THE PROBLEM>
Every record must appear in your copy exactly as written, with no pictures.
** start EXERCISE MATERIAL **
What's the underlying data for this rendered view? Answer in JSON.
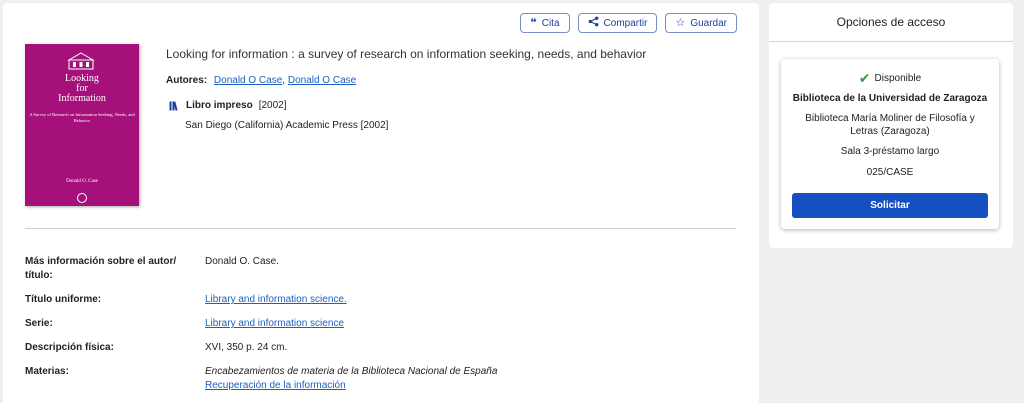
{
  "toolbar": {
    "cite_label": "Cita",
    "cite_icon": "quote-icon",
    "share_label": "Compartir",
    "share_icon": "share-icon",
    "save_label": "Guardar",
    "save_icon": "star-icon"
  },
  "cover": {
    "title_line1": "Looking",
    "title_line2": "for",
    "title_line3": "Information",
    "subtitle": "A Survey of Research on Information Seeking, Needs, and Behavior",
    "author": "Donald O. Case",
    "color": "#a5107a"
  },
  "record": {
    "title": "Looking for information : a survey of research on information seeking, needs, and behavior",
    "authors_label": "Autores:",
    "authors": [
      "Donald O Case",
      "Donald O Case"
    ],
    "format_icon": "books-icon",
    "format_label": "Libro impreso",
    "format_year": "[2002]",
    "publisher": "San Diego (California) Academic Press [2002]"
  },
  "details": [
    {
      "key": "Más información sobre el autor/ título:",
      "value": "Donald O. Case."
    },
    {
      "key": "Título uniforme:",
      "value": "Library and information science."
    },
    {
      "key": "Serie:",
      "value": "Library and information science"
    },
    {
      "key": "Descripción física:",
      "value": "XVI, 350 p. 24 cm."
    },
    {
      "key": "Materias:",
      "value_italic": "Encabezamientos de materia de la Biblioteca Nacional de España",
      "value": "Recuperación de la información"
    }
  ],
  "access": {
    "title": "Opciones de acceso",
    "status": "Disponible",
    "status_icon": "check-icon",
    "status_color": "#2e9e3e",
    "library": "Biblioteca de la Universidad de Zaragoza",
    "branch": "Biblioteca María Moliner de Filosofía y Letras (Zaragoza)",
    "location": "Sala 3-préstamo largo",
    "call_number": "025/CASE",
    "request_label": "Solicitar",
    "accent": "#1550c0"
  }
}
** end EXERCISE MATERIAL **
CORRECT RESULT>
What's the underlying data for this rendered view? Answer in JSON.
{
  "toolbar": {
    "cite_label": "Cita",
    "cite_icon": "quote-icon",
    "share_label": "Compartir",
    "share_icon": "share-icon",
    "save_label": "Guardar",
    "save_icon": "star-icon"
  },
  "cover": {
    "title_line1": "Looking",
    "title_line2": "for",
    "title_line3": "Information",
    "subtitle": "A Survey of Research on Information Seeking, Needs, and Behavior",
    "author": "Donald O. Case",
    "color": "#a5107a"
  },
  "record": {
    "title": "Looking for information : a survey of research on information seeking, needs, and behavior",
    "authors_label": "Autores:",
    "authors": [
      "Donald O Case",
      "Donald O Case"
    ],
    "format_icon": "books-icon",
    "format_label": "Libro impreso",
    "format_year": "[2002]",
    "publisher": "San Diego (California) Academic Press [2002]"
  },
  "details": [
    {
      "key": "Más información sobre el autor/ título:",
      "value": "Donald O. Case."
    },
    {
      "key": "Título uniforme:",
      "value": "Library and information science."
    },
    {
      "key": "Serie:",
      "value": "Library and information science"
    },
    {
      "key": "Descripción física:",
      "value": "XVI, 350 p. 24 cm."
    },
    {
      "key": "Materias:",
      "value_italic": "Encabezamientos de materia de la Biblioteca Nacional de España",
      "value": "Recuperación de la información"
    }
  ],
  "access": {
    "title": "Opciones de acceso",
    "status": "Disponible",
    "status_icon": "check-icon",
    "status_color": "#2e9e3e",
    "library": "Biblioteca de la Universidad de Zaragoza",
    "branch": "Biblioteca María Moliner de Filosofía y Letras (Zaragoza)",
    "location": "Sala 3-préstamo largo",
    "call_number": "025/CASE",
    "request_label": "Solicitar",
    "accent": "#1550c0"
  }
}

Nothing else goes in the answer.